--- Start ---

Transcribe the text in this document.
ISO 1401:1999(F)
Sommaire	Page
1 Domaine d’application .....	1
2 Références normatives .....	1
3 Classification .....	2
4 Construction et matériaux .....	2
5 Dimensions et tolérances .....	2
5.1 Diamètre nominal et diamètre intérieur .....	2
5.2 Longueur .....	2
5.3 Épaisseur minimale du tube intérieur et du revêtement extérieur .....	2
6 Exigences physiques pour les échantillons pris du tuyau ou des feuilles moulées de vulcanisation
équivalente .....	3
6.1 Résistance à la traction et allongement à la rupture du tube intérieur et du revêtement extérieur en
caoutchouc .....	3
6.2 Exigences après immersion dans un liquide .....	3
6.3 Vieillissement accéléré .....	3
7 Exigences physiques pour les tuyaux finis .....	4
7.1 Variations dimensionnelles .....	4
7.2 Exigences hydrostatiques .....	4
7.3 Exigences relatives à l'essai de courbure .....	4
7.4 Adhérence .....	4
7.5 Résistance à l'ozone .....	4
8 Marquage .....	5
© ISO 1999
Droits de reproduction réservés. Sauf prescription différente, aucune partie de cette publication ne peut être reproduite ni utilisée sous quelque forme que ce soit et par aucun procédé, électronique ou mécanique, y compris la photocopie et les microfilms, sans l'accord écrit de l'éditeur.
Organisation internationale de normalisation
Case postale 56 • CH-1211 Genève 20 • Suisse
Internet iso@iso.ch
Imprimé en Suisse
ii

--- End ---

• _Exercise details_
Only a number is wanted: how many lines above include "intérieur"?

• _Completed exercise_
3